» Task prompt
Look through the data below and say how many of its lines contain "values", adding nothing else.
[start of Records for this task]
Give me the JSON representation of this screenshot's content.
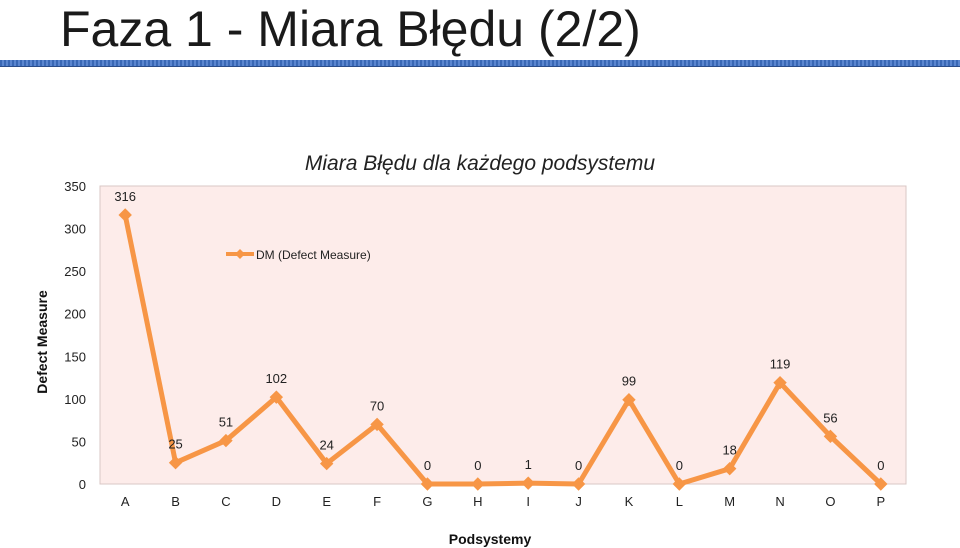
{
  "slide": {
    "title": "Faza 1 - Miara Błędu (2/2)"
  },
  "chart_data": {
    "type": "line",
    "title": "Miara Błędu dla każdego podsystemu",
    "xlabel": "Podsystemy",
    "ylabel": "Defect Measure",
    "categories": [
      "A",
      "B",
      "C",
      "D",
      "E",
      "F",
      "G",
      "H",
      "I",
      "J",
      "K",
      "L",
      "M",
      "N",
      "O",
      "P"
    ],
    "series": [
      {
        "name": "DM (Defect Measure)",
        "values": [
          316,
          25,
          51,
          102,
          24,
          70,
          0,
          0,
          1,
          0,
          99,
          0,
          18,
          119,
          56,
          0
        ],
        "color": "#f79646"
      }
    ],
    "ylim": [
      0,
      350
    ],
    "yticks": [
      0,
      50,
      100,
      150,
      200,
      250,
      300,
      350
    ],
    "legend_position": "top-left inside plot",
    "grid": false,
    "plot_background": "#fdecea"
  }
}
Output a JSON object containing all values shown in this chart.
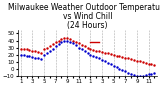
{
  "title": "Milwaukee Weather Outdoor Temperature\nvs Wind Chill\n(24 Hours)",
  "title_fontsize": 5.5,
  "background_color": "#ffffff",
  "plot_bg_color": "#ffffff",
  "grid_color": "#aaaaaa",
  "x_positions": [
    0,
    1,
    2,
    3,
    4,
    5,
    6,
    7,
    8,
    9,
    10,
    11,
    12,
    13,
    14,
    15,
    16,
    17,
    18,
    19,
    20,
    21,
    22,
    23
  ],
  "x_labels": [
    "1",
    "",
    "3",
    "",
    "5",
    "",
    "7",
    "",
    "9",
    "",
    "11",
    "",
    "1",
    "",
    "3",
    "",
    "5",
    "",
    "7",
    "",
    "9",
    "",
    "11",
    ""
  ],
  "ylim": [
    -10,
    55
  ],
  "yticks": [
    -10,
    0,
    10,
    20,
    30,
    40,
    50
  ],
  "ytick_fontsize": 4,
  "xtick_fontsize": 4,
  "temp_color": "#cc0000",
  "wind_chill_color": "#0000cc",
  "marker_size": 1.5,
  "temp_x": [
    0,
    0.5,
    1,
    1.5,
    2,
    2.5,
    3,
    3.5,
    4,
    4.5,
    5,
    5.5,
    6,
    6.5,
    7,
    7.5,
    8,
    8.5,
    9,
    9.5,
    10,
    10.5,
    11,
    11.5,
    12,
    12.5,
    13,
    13.5,
    14,
    14.5,
    15,
    15.5,
    16,
    16.5,
    17,
    17.5,
    18,
    18.5,
    19,
    19.5,
    20,
    20.5,
    21,
    21.5,
    22,
    22.5,
    23
  ],
  "temp_y": [
    28,
    28,
    28,
    27,
    26,
    25,
    24,
    23,
    28,
    30,
    32,
    35,
    38,
    40,
    42,
    43,
    44,
    42,
    40,
    38,
    36,
    34,
    32,
    30,
    28,
    27,
    26,
    25,
    24,
    23,
    22,
    21,
    20,
    19,
    18,
    17,
    16,
    15,
    14,
    13,
    12,
    11,
    10,
    9,
    8,
    7,
    6
  ],
  "wind_x": [
    0,
    0.5,
    1,
    1.5,
    2,
    2.5,
    3,
    3.5,
    4,
    4.5,
    5,
    5.5,
    6,
    6.5,
    7,
    7.5,
    8,
    8.5,
    9,
    9.5,
    10,
    10.5,
    11,
    11.5,
    12,
    12.5,
    13,
    13.5,
    14,
    14.5,
    15,
    15.5,
    16,
    16.5,
    17,
    17.5,
    18,
    18.5,
    19,
    19.5,
    20,
    20.5,
    21,
    21.5,
    22,
    22.5,
    23
  ],
  "wind_y": [
    20,
    20,
    19,
    18,
    17,
    16,
    15,
    14,
    20,
    22,
    25,
    28,
    32,
    35,
    38,
    39,
    40,
    38,
    36,
    34,
    30,
    28,
    25,
    22,
    20,
    19,
    17,
    15,
    13,
    11,
    9,
    7,
    5,
    3,
    1,
    -1,
    -3,
    -5,
    -7,
    -8,
    -9,
    -10,
    -9,
    -8,
    -7,
    -6,
    -5
  ],
  "vgrid_positions": [
    0,
    2,
    4,
    6,
    8,
    10,
    12,
    14,
    16,
    18,
    20,
    22
  ]
}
[end of Records for this task]
» Result
2